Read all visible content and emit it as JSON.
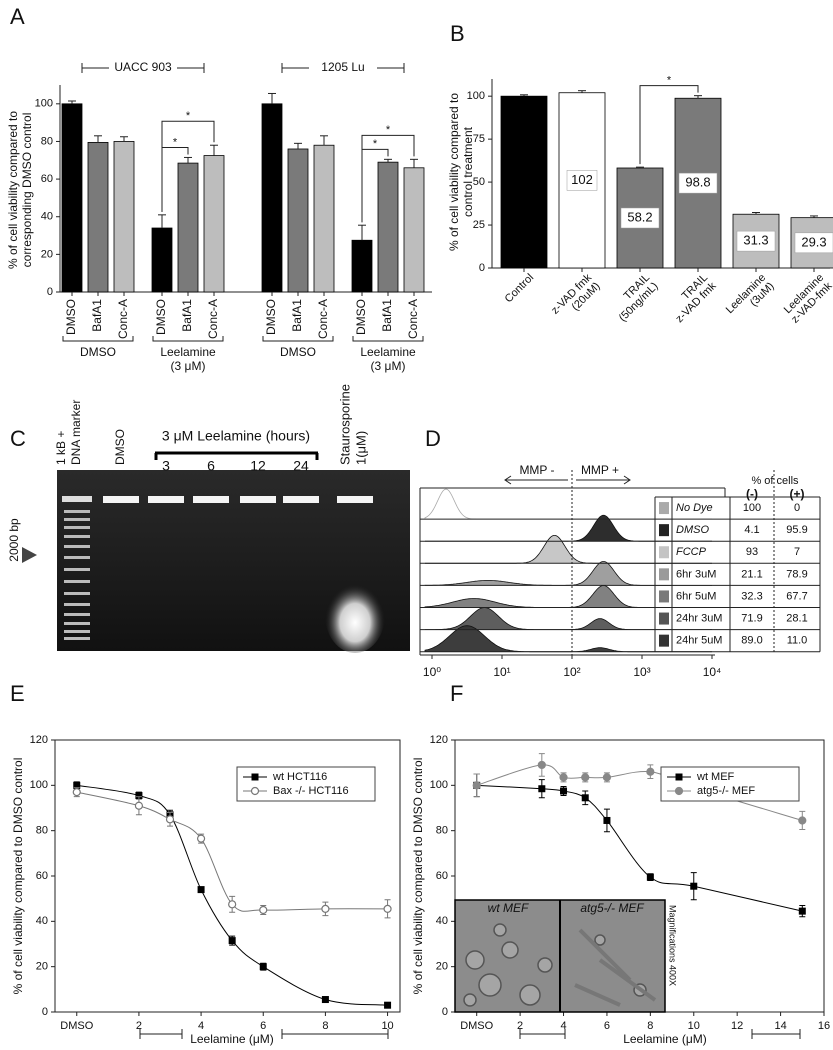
{
  "chart_data": [
    {
      "panel": "A",
      "type": "bar",
      "ylabel": [
        "% of cell viability compared to",
        "corresponding DMSO control"
      ],
      "categories": [
        "DMSO",
        "BafA1",
        "Conc-A",
        "DMSO",
        "BafA1",
        "Conc-A",
        "DMSO",
        "BafA1",
        "Conc-A",
        "DMSO",
        "BafA1",
        "Conc-A"
      ],
      "values": [
        100,
        79.5,
        80,
        34,
        68.5,
        72.5,
        100,
        76,
        78,
        27.5,
        69,
        66
      ],
      "errors": [
        1.5,
        3.5,
        2.5,
        7,
        3,
        5.5,
        5.5,
        3,
        5,
        8,
        1.5,
        4.5
      ],
      "colors": [
        "#000000",
        "#7a7a7a",
        "#bdbdbd",
        "#000000",
        "#7a7a7a",
        "#bdbdbd",
        "#000000",
        "#7a7a7a",
        "#bdbdbd",
        "#000000",
        "#7a7a7a",
        "#bdbdbd"
      ],
      "groups": [
        "UACC 903",
        "1205 Lu"
      ],
      "subgroups": [
        [
          "DMSO"
        ],
        [
          "Leelamine",
          "(3 μM)"
        ],
        [
          "DMSO"
        ],
        [
          "Leelamine",
          "(3 μM)"
        ]
      ],
      "annotations": [
        "*",
        "*",
        "*",
        "*"
      ],
      "ylim": [
        0,
        110
      ],
      "yticks": [
        0,
        20,
        40,
        60,
        80,
        100
      ]
    },
    {
      "panel": "B",
      "type": "bar",
      "ylabel": [
        "% of cell viability compared to",
        "control treatment"
      ],
      "categories": [
        [
          "Control"
        ],
        [
          "z-VAD fmk",
          "(20uM)"
        ],
        [
          "TRAIL",
          "(50ng/mL)"
        ],
        [
          "TRAIL",
          "z-VAD fmk"
        ],
        [
          "Leelamine",
          "(3uM)"
        ],
        [
          "Leelamine",
          "z-VAD-fmk"
        ]
      ],
      "values": [
        100,
        102,
        58.2,
        98.8,
        31.3,
        29.3
      ],
      "value_labels": [
        null,
        "102",
        "58.2",
        "98.8",
        "31.3",
        "29.3"
      ],
      "errors": [
        0.8,
        1.2,
        0.5,
        1.5,
        1,
        1
      ],
      "colors": [
        "#000000",
        "#ffffff",
        "#7a7a7a",
        "#7a7a7a",
        "#bdbdbd",
        "#bdbdbd"
      ],
      "annotations": [
        "*"
      ],
      "ylim": [
        0,
        110
      ],
      "yticks": [
        0,
        25,
        50,
        75,
        100
      ]
    },
    {
      "panel": "E",
      "type": "line",
      "ylabel": [
        "% of cell viability compared to DMSO control"
      ],
      "xlabel": "Leelamine (μM)",
      "x": [
        0,
        2,
        3,
        4,
        5,
        6,
        8,
        10
      ],
      "series": [
        {
          "name": "wt HCT116",
          "color": "#000000",
          "marker": "square",
          "filled": true,
          "values": [
            100,
            95.5,
            87,
            54,
            31.5,
            20,
            5.5,
            3
          ],
          "errors": [
            1.5,
            1.5,
            2,
            1,
            2,
            1.5,
            0.5,
            0.5
          ]
        },
        {
          "name": "Bax -/- HCT116",
          "color": "#777777",
          "marker": "circle",
          "filled": false,
          "values": [
            97,
            91,
            85,
            76.5,
            47.5,
            45,
            45.5,
            45.5
          ],
          "errors": [
            2,
            4,
            3,
            2,
            3.5,
            2,
            3,
            4
          ]
        }
      ],
      "legend": "upper right",
      "xlim": [
        -0.7,
        10.4
      ],
      "xticks": [
        {
          "value": 0,
          "label": "DMSO"
        },
        2,
        4,
        6,
        8,
        10
      ],
      "ylim": [
        0,
        120
      ],
      "yticks": [
        0,
        20,
        40,
        60,
        80,
        100,
        120
      ]
    },
    {
      "panel": "F",
      "type": "line",
      "ylabel": [
        "% of cell viability compared to DMSO control"
      ],
      "xlabel": "Leelamine (μM)",
      "x": [
        0,
        3,
        4,
        5,
        6,
        8,
        10,
        15
      ],
      "series": [
        {
          "name": "wt MEF",
          "color": "#000000",
          "marker": "square",
          "filled": true,
          "values": [
            100,
            98.5,
            97.5,
            94.5,
            84.5,
            59.5,
            55.5,
            44.5
          ],
          "errors": [
            5,
            4,
            2,
            3,
            5,
            1.5,
            6,
            2.5
          ]
        },
        {
          "name": "atg5-/- MEF",
          "color": "#888888",
          "marker": "circle",
          "filled": true,
          "values": [
            100,
            109,
            103.5,
            103.5,
            103.5,
            106,
            99,
            84.5
          ],
          "errors": [
            5,
            5,
            2,
            2,
            2,
            3,
            2,
            4
          ]
        }
      ],
      "legend": "upper right",
      "inset": {
        "left": "wt MEF",
        "right": "atg5-/- MEF",
        "note": "Magnifications 400X"
      },
      "xlim": [
        -1,
        16
      ],
      "xticks": [
        {
          "value": 0,
          "label": "DMSO"
        },
        2,
        4,
        6,
        8,
        10,
        12,
        14,
        16
      ],
      "ylim": [
        0,
        120
      ],
      "yticks": [
        0,
        20,
        40,
        60,
        80,
        100,
        120
      ]
    }
  ],
  "gel": {
    "panel": "C",
    "marker": [
      "1 kB +",
      "DNA marker"
    ],
    "control": "DMSO",
    "treatment": "3 μM Leelamine (hours)",
    "hours": [
      "3",
      "6",
      "12",
      "24"
    ],
    "positive": [
      "Staurosporine",
      "1(μM)"
    ],
    "size": "2000 bp"
  },
  "flow": {
    "panel": "D",
    "gates": [
      "MMP -",
      "MMP +"
    ],
    "header": "% of cells",
    "columns": [
      "(-)",
      "(+)"
    ],
    "xscale": "log",
    "xticks": [
      {
        "value": 1,
        "label": "10⁰"
      },
      {
        "value": 10,
        "label": "10¹"
      },
      {
        "value": 100,
        "label": "10²"
      },
      {
        "value": 1000,
        "label": "10³"
      },
      {
        "value": 10000,
        "label": "10⁴"
      }
    ],
    "rows": [
      {
        "name": "No Dye",
        "minus": "100",
        "plus": "0",
        "color": "#aaaaaa"
      },
      {
        "name": "DMSO",
        "minus": "4.1",
        "plus": "95.9",
        "color": "#222222"
      },
      {
        "name": "FCCP",
        "minus": "93",
        "plus": "7",
        "color": "#c4c4c4"
      },
      {
        "name": "6hr 3uM",
        "minus": "21.1",
        "plus": "78.9",
        "color": "#9a9a9a"
      },
      {
        "name": "6hr 5uM",
        "minus": "32.3",
        "plus": "67.7",
        "color": "#7a7a7a"
      },
      {
        "name": "24hr 3uM",
        "minus": "71.9",
        "plus": "28.1",
        "color": "#555555"
      },
      {
        "name": "24hr 5uM",
        "minus": "89.0",
        "plus": "11.0",
        "color": "#333333"
      }
    ]
  }
}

———

> [TASK OBJECTIVE]:
The result should be the full material above, word for word, with its pictures omitted.

> [REPLY]:
Read all visible content and emit it as JSON.
{
  "chart_data": [
    {
      "panel": "A",
      "type": "bar",
      "ylabel": [
        "% of cell viability compared to",
        "corresponding DMSO control"
      ],
      "categories": [
        "DMSO",
        "BafA1",
        "Conc-A",
        "DMSO",
        "BafA1",
        "Conc-A",
        "DMSO",
        "BafA1",
        "Conc-A",
        "DMSO",
        "BafA1",
        "Conc-A"
      ],
      "values": [
        100,
        79.5,
        80,
        34,
        68.5,
        72.5,
        100,
        76,
        78,
        27.5,
        69,
        66
      ],
      "errors": [
        1.5,
        3.5,
        2.5,
        7,
        3,
        5.5,
        5.5,
        3,
        5,
        8,
        1.5,
        4.5
      ],
      "colors": [
        "#000000",
        "#7a7a7a",
        "#bdbdbd",
        "#000000",
        "#7a7a7a",
        "#bdbdbd",
        "#000000",
        "#7a7a7a",
        "#bdbdbd",
        "#000000",
        "#7a7a7a",
        "#bdbdbd"
      ],
      "groups": [
        "UACC 903",
        "1205 Lu"
      ],
      "subgroups": [
        [
          "DMSO"
        ],
        [
          "Leelamine",
          "(3 μM)"
        ],
        [
          "DMSO"
        ],
        [
          "Leelamine",
          "(3 μM)"
        ]
      ],
      "annotations": [
        "*",
        "*",
        "*",
        "*"
      ],
      "ylim": [
        0,
        110
      ],
      "yticks": [
        0,
        20,
        40,
        60,
        80,
        100
      ]
    },
    {
      "panel": "B",
      "type": "bar",
      "ylabel": [
        "% of cell viability compared to",
        "control treatment"
      ],
      "categories": [
        [
          "Control"
        ],
        [
          "z-VAD fmk",
          "(20uM)"
        ],
        [
          "TRAIL",
          "(50ng/mL)"
        ],
        [
          "TRAIL",
          "z-VAD fmk"
        ],
        [
          "Leelamine",
          "(3uM)"
        ],
        [
          "Leelamine",
          "z-VAD-fmk"
        ]
      ],
      "values": [
        100,
        102,
        58.2,
        98.8,
        31.3,
        29.3
      ],
      "value_labels": [
        null,
        "102",
        "58.2",
        "98.8",
        "31.3",
        "29.3"
      ],
      "errors": [
        0.8,
        1.2,
        0.5,
        1.5,
        1,
        1
      ],
      "colors": [
        "#000000",
        "#ffffff",
        "#7a7a7a",
        "#7a7a7a",
        "#bdbdbd",
        "#bdbdbd"
      ],
      "annotations": [
        "*"
      ],
      "ylim": [
        0,
        110
      ],
      "yticks": [
        0,
        25,
        50,
        75,
        100
      ]
    },
    {
      "panel": "E",
      "type": "line",
      "ylabel": [
        "% of cell viability compared to DMSO control"
      ],
      "xlabel": "Leelamine (μM)",
      "x": [
        0,
        2,
        3,
        4,
        5,
        6,
        8,
        10
      ],
      "series": [
        {
          "name": "wt HCT116",
          "color": "#000000",
          "marker": "square",
          "filled": true,
          "values": [
            100,
            95.5,
            87,
            54,
            31.5,
            20,
            5.5,
            3
          ],
          "errors": [
            1.5,
            1.5,
            2,
            1,
            2,
            1.5,
            0.5,
            0.5
          ]
        },
        {
          "name": "Bax -/- HCT116",
          "color": "#777777",
          "marker": "circle",
          "filled": false,
          "values": [
            97,
            91,
            85,
            76.5,
            47.5,
            45,
            45.5,
            45.5
          ],
          "errors": [
            2,
            4,
            3,
            2,
            3.5,
            2,
            3,
            4
          ]
        }
      ],
      "legend": "upper right",
      "xlim": [
        -0.7,
        10.4
      ],
      "xticks": [
        {
          "value": 0,
          "label": "DMSO"
        },
        2,
        4,
        6,
        8,
        10
      ],
      "ylim": [
        0,
        120
      ],
      "yticks": [
        0,
        20,
        40,
        60,
        80,
        100,
        120
      ]
    },
    {
      "panel": "F",
      "type": "line",
      "ylabel": [
        "% of cell viability compared to DMSO control"
      ],
      "xlabel": "Leelamine (μM)",
      "x": [
        0,
        3,
        4,
        5,
        6,
        8,
        10,
        15
      ],
      "series": [
        {
          "name": "wt MEF",
          "color": "#000000",
          "marker": "square",
          "filled": true,
          "values": [
            100,
            98.5,
            97.5,
            94.5,
            84.5,
            59.5,
            55.5,
            44.5
          ],
          "errors": [
            5,
            4,
            2,
            3,
            5,
            1.5,
            6,
            2.5
          ]
        },
        {
          "name": "atg5-/- MEF",
          "color": "#888888",
          "marker": "circle",
          "filled": true,
          "values": [
            100,
            109,
            103.5,
            103.5,
            103.5,
            106,
            99,
            84.5
          ],
          "errors": [
            5,
            5,
            2,
            2,
            2,
            3,
            2,
            4
          ]
        }
      ],
      "legend": "upper right",
      "inset": {
        "left": "wt MEF",
        "right": "atg5-/- MEF",
        "note": "Magnifications 400X"
      },
      "xlim": [
        -1,
        16
      ],
      "xticks": [
        {
          "value": 0,
          "label": "DMSO"
        },
        2,
        4,
        6,
        8,
        10,
        12,
        14,
        16
      ],
      "ylim": [
        0,
        120
      ],
      "yticks": [
        0,
        20,
        40,
        60,
        80,
        100,
        120
      ]
    }
  ],
  "gel": {
    "panel": "C",
    "marker": [
      "1 kB +",
      "DNA marker"
    ],
    "control": "DMSO",
    "treatment": "3 μM Leelamine (hours)",
    "hours": [
      "3",
      "6",
      "12",
      "24"
    ],
    "positive": [
      "Staurosporine",
      "1(μM)"
    ],
    "size": "2000 bp"
  },
  "flow": {
    "panel": "D",
    "gates": [
      "MMP -",
      "MMP +"
    ],
    "header": "% of cells",
    "columns": [
      "(-)",
      "(+)"
    ],
    "xscale": "log",
    "xticks": [
      {
        "value": 1,
        "label": "10⁰"
      },
      {
        "value": 10,
        "label": "10¹"
      },
      {
        "value": 100,
        "label": "10²"
      },
      {
        "value": 1000,
        "label": "10³"
      },
      {
        "value": 10000,
        "label": "10⁴"
      }
    ],
    "rows": [
      {
        "name": "No Dye",
        "minus": "100",
        "plus": "0",
        "color": "#aaaaaa"
      },
      {
        "name": "DMSO",
        "minus": "4.1",
        "plus": "95.9",
        "color": "#222222"
      },
      {
        "name": "FCCP",
        "minus": "93",
        "plus": "7",
        "color": "#c4c4c4"
      },
      {
        "name": "6hr 3uM",
        "minus": "21.1",
        "plus": "78.9",
        "color": "#9a9a9a"
      },
      {
        "name": "6hr 5uM",
        "minus": "32.3",
        "plus": "67.7",
        "color": "#7a7a7a"
      },
      {
        "name": "24hr 3uM",
        "minus": "71.9",
        "plus": "28.1",
        "color": "#555555"
      },
      {
        "name": "24hr 5uM",
        "minus": "89.0",
        "plus": "11.0",
        "color": "#333333"
      }
    ]
  }
}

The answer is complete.